**SET TASK**
Make an exact copy of the data below, leaving out every picture.

**ENTRIES SUPPLIED**
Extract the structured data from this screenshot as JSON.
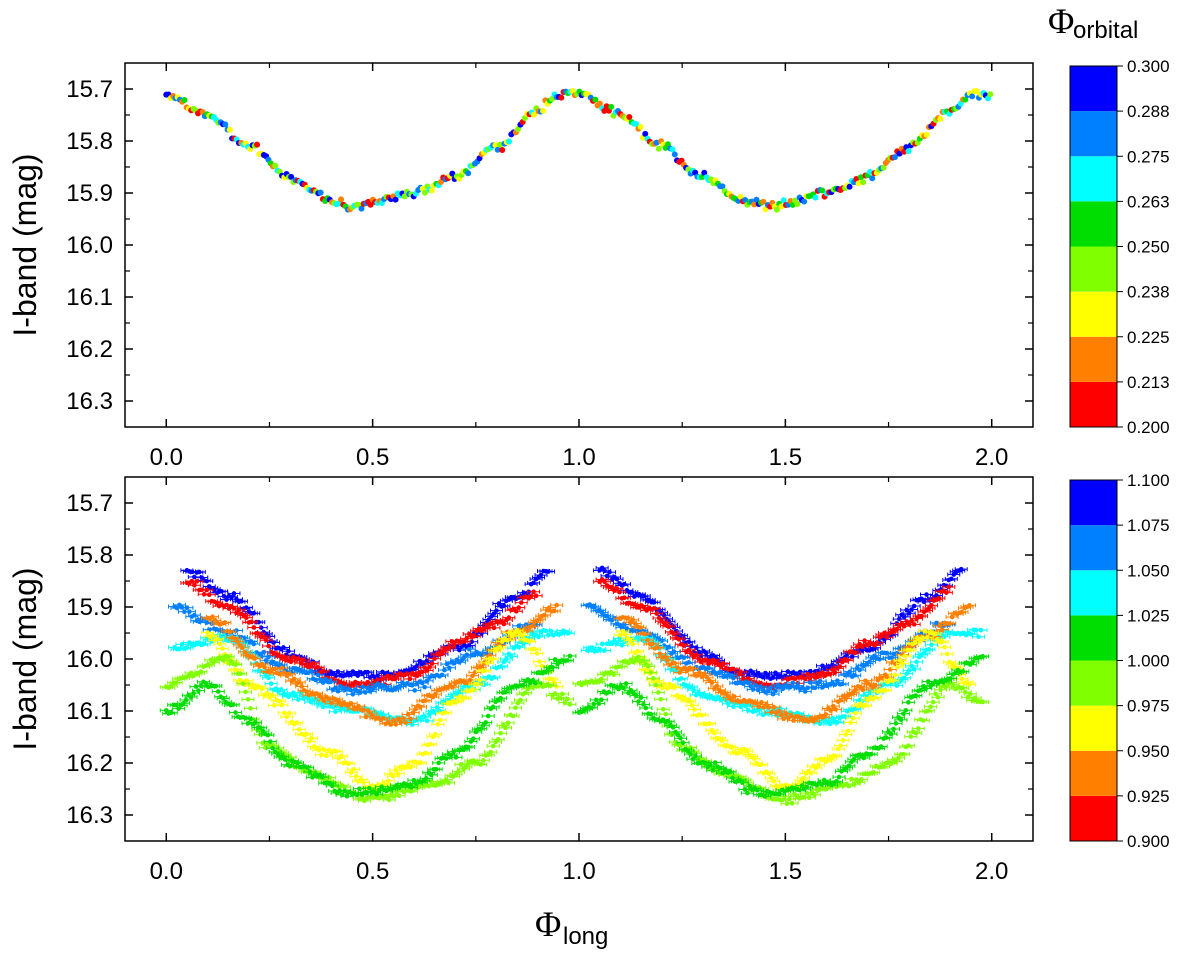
{
  "chart_data": [
    {
      "type": "scatter",
      "ylabel": "I-band (mag)",
      "xlabel_symbol": "Φ",
      "xlabel_sub": "long",
      "xlim": [
        -0.1,
        2.1
      ],
      "ylim": [
        16.35,
        15.65
      ],
      "y_inverted": true,
      "x_ticks": [
        "0.0",
        "0.5",
        "1.0",
        "1.5",
        "2.0"
      ],
      "y_ticks": [
        "15.7",
        "15.8",
        "15.9",
        "16.0",
        "16.1",
        "16.2",
        "16.3"
      ],
      "error_bars": false,
      "colorbar": {
        "title_symbol": "Φ",
        "title_sub": "orbital",
        "range": [
          0.2,
          0.3
        ],
        "labels": [
          "0.200",
          "0.213",
          "0.225",
          "0.238",
          "0.250",
          "0.263",
          "0.275",
          "0.288",
          "0.300"
        ],
        "colors": [
          "#ff0000",
          "#ff8000",
          "#ffff00",
          "#80ff00",
          "#00dd00",
          "#00ffff",
          "#0080ff",
          "#0000ff"
        ]
      },
      "curve_model": {
        "description": "periodic light curve sampled across phase 0 to 2",
        "knots_x": [
          0.0,
          0.1,
          0.2,
          0.3,
          0.4,
          0.45,
          0.5,
          0.6,
          0.7,
          0.8,
          0.9,
          0.95,
          1.0
        ],
        "knots_y": [
          15.71,
          15.75,
          15.81,
          15.87,
          15.915,
          15.925,
          15.92,
          15.9,
          15.87,
          15.81,
          15.74,
          15.71,
          15.71
        ],
        "scatter": 0.012
      }
    },
    {
      "type": "scatter",
      "ylabel": "I-band (mag)",
      "xlabel_symbol": "Φ",
      "xlabel_sub": "long",
      "xlim": [
        -0.1,
        2.1
      ],
      "ylim": [
        16.35,
        15.65
      ],
      "y_inverted": true,
      "x_ticks": [
        "0.0",
        "0.5",
        "1.0",
        "1.5",
        "2.0"
      ],
      "y_ticks": [
        "15.7",
        "15.8",
        "15.9",
        "16.0",
        "16.1",
        "16.2",
        "16.3"
      ],
      "error_bars": true,
      "colorbar": {
        "range": [
          0.9,
          1.1
        ],
        "labels": [
          "0.900",
          "0.925",
          "0.950",
          "0.975",
          "1.000",
          "1.025",
          "1.050",
          "1.075",
          "1.100"
        ],
        "colors": [
          "#ff0000",
          "#ff8000",
          "#ffff00",
          "#80ff00",
          "#00dd00",
          "#00ffff",
          "#0080ff",
          "#0000ff"
        ]
      },
      "band_model": {
        "description": "series of light-curve tracks per color bin",
        "tracks": [
          {
            "bin": 7,
            "knots_x": [
              0.05,
              0.15,
              0.3,
              0.4,
              0.55,
              0.7,
              0.85,
              0.93
            ],
            "knots_y": [
              15.83,
              15.88,
              15.99,
              16.03,
              16.03,
              15.98,
              15.88,
              15.83
            ]
          },
          {
            "bin": 0,
            "knots_x": [
              0.05,
              0.15,
              0.3,
              0.45,
              0.6,
              0.7,
              0.8,
              0.9
            ],
            "knots_y": [
              15.85,
              15.9,
              16.0,
              16.05,
              16.03,
              15.97,
              15.93,
              15.87
            ]
          },
          {
            "bin": 6,
            "knots_x": [
              0.02,
              0.15,
              0.3,
              0.45,
              0.6,
              0.75,
              0.9
            ],
            "knots_y": [
              15.9,
              15.95,
              16.02,
              16.06,
              16.05,
              15.99,
              15.93
            ]
          },
          {
            "bin": 5,
            "knots_x": [
              0.02,
              0.15,
              0.3,
              0.45,
              0.6,
              0.75,
              0.9,
              0.98
            ],
            "knots_y": [
              15.98,
              15.96,
              16.07,
              16.1,
              16.12,
              16.05,
              15.95,
              15.95
            ]
          },
          {
            "bin": 1,
            "knots_x": [
              0.1,
              0.25,
              0.4,
              0.55,
              0.7,
              0.85,
              0.95
            ],
            "knots_y": [
              15.92,
              16.02,
              16.08,
              16.12,
              16.05,
              15.95,
              15.9
            ]
          },
          {
            "bin": 2,
            "knots_x": [
              0.1,
              0.2,
              0.4,
              0.5,
              0.6,
              0.7,
              0.85,
              0.95
            ],
            "knots_y": [
              15.95,
              16.05,
              16.18,
              16.25,
              16.2,
              16.08,
              15.95,
              16.05
            ]
          },
          {
            "bin": 3,
            "knots_x": [
              0.0,
              0.15,
              0.25,
              0.35,
              0.5,
              0.65,
              0.75,
              0.9,
              0.98
            ],
            "knots_y": [
              16.05,
              16.0,
              16.17,
              16.22,
              16.27,
              16.24,
              16.2,
              16.05,
              16.08
            ]
          },
          {
            "bin": 4,
            "knots_x": [
              0.0,
              0.1,
              0.2,
              0.3,
              0.45,
              0.6,
              0.7,
              0.85,
              0.98
            ],
            "knots_y": [
              16.1,
              16.05,
              16.12,
              16.2,
              16.26,
              16.24,
              16.18,
              16.05,
              16.0
            ]
          }
        ],
        "scatter": 0.012
      }
    }
  ]
}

**WORKED ANSWER**
Extract the structured data from this screenshot as JSON.
{
  "chart_data": [
    {
      "type": "scatter",
      "ylabel": "I-band (mag)",
      "xlabel_symbol": "Φ",
      "xlabel_sub": "long",
      "xlim": [
        -0.1,
        2.1
      ],
      "ylim": [
        16.35,
        15.65
      ],
      "y_inverted": true,
      "x_ticks": [
        "0.0",
        "0.5",
        "1.0",
        "1.5",
        "2.0"
      ],
      "y_ticks": [
        "15.7",
        "15.8",
        "15.9",
        "16.0",
        "16.1",
        "16.2",
        "16.3"
      ],
      "error_bars": false,
      "colorbar": {
        "title_symbol": "Φ",
        "title_sub": "orbital",
        "range": [
          0.2,
          0.3
        ],
        "labels": [
          "0.200",
          "0.213",
          "0.225",
          "0.238",
          "0.250",
          "0.263",
          "0.275",
          "0.288",
          "0.300"
        ],
        "colors": [
          "#ff0000",
          "#ff8000",
          "#ffff00",
          "#80ff00",
          "#00dd00",
          "#00ffff",
          "#0080ff",
          "#0000ff"
        ]
      },
      "curve_model": {
        "description": "periodic light curve sampled across phase 0 to 2",
        "knots_x": [
          0.0,
          0.1,
          0.2,
          0.3,
          0.4,
          0.45,
          0.5,
          0.6,
          0.7,
          0.8,
          0.9,
          0.95,
          1.0
        ],
        "knots_y": [
          15.71,
          15.75,
          15.81,
          15.87,
          15.915,
          15.925,
          15.92,
          15.9,
          15.87,
          15.81,
          15.74,
          15.71,
          15.71
        ],
        "scatter": 0.012
      }
    },
    {
      "type": "scatter",
      "ylabel": "I-band (mag)",
      "xlabel_symbol": "Φ",
      "xlabel_sub": "long",
      "xlim": [
        -0.1,
        2.1
      ],
      "ylim": [
        16.35,
        15.65
      ],
      "y_inverted": true,
      "x_ticks": [
        "0.0",
        "0.5",
        "1.0",
        "1.5",
        "2.0"
      ],
      "y_ticks": [
        "15.7",
        "15.8",
        "15.9",
        "16.0",
        "16.1",
        "16.2",
        "16.3"
      ],
      "error_bars": true,
      "colorbar": {
        "range": [
          0.9,
          1.1
        ],
        "labels": [
          "0.900",
          "0.925",
          "0.950",
          "0.975",
          "1.000",
          "1.025",
          "1.050",
          "1.075",
          "1.100"
        ],
        "colors": [
          "#ff0000",
          "#ff8000",
          "#ffff00",
          "#80ff00",
          "#00dd00",
          "#00ffff",
          "#0080ff",
          "#0000ff"
        ]
      },
      "band_model": {
        "description": "series of light-curve tracks per color bin",
        "tracks": [
          {
            "bin": 7,
            "knots_x": [
              0.05,
              0.15,
              0.3,
              0.4,
              0.55,
              0.7,
              0.85,
              0.93
            ],
            "knots_y": [
              15.83,
              15.88,
              15.99,
              16.03,
              16.03,
              15.98,
              15.88,
              15.83
            ]
          },
          {
            "bin": 0,
            "knots_x": [
              0.05,
              0.15,
              0.3,
              0.45,
              0.6,
              0.7,
              0.8,
              0.9
            ],
            "knots_y": [
              15.85,
              15.9,
              16.0,
              16.05,
              16.03,
              15.97,
              15.93,
              15.87
            ]
          },
          {
            "bin": 6,
            "knots_x": [
              0.02,
              0.15,
              0.3,
              0.45,
              0.6,
              0.75,
              0.9
            ],
            "knots_y": [
              15.9,
              15.95,
              16.02,
              16.06,
              16.05,
              15.99,
              15.93
            ]
          },
          {
            "bin": 5,
            "knots_x": [
              0.02,
              0.15,
              0.3,
              0.45,
              0.6,
              0.75,
              0.9,
              0.98
            ],
            "knots_y": [
              15.98,
              15.96,
              16.07,
              16.1,
              16.12,
              16.05,
              15.95,
              15.95
            ]
          },
          {
            "bin": 1,
            "knots_x": [
              0.1,
              0.25,
              0.4,
              0.55,
              0.7,
              0.85,
              0.95
            ],
            "knots_y": [
              15.92,
              16.02,
              16.08,
              16.12,
              16.05,
              15.95,
              15.9
            ]
          },
          {
            "bin": 2,
            "knots_x": [
              0.1,
              0.2,
              0.4,
              0.5,
              0.6,
              0.7,
              0.85,
              0.95
            ],
            "knots_y": [
              15.95,
              16.05,
              16.18,
              16.25,
              16.2,
              16.08,
              15.95,
              16.05
            ]
          },
          {
            "bin": 3,
            "knots_x": [
              0.0,
              0.15,
              0.25,
              0.35,
              0.5,
              0.65,
              0.75,
              0.9,
              0.98
            ],
            "knots_y": [
              16.05,
              16.0,
              16.17,
              16.22,
              16.27,
              16.24,
              16.2,
              16.05,
              16.08
            ]
          },
          {
            "bin": 4,
            "knots_x": [
              0.0,
              0.1,
              0.2,
              0.3,
              0.45,
              0.6,
              0.7,
              0.85,
              0.98
            ],
            "knots_y": [
              16.1,
              16.05,
              16.12,
              16.2,
              16.26,
              16.24,
              16.18,
              16.05,
              16.0
            ]
          }
        ],
        "scatter": 0.012
      }
    }
  ]
}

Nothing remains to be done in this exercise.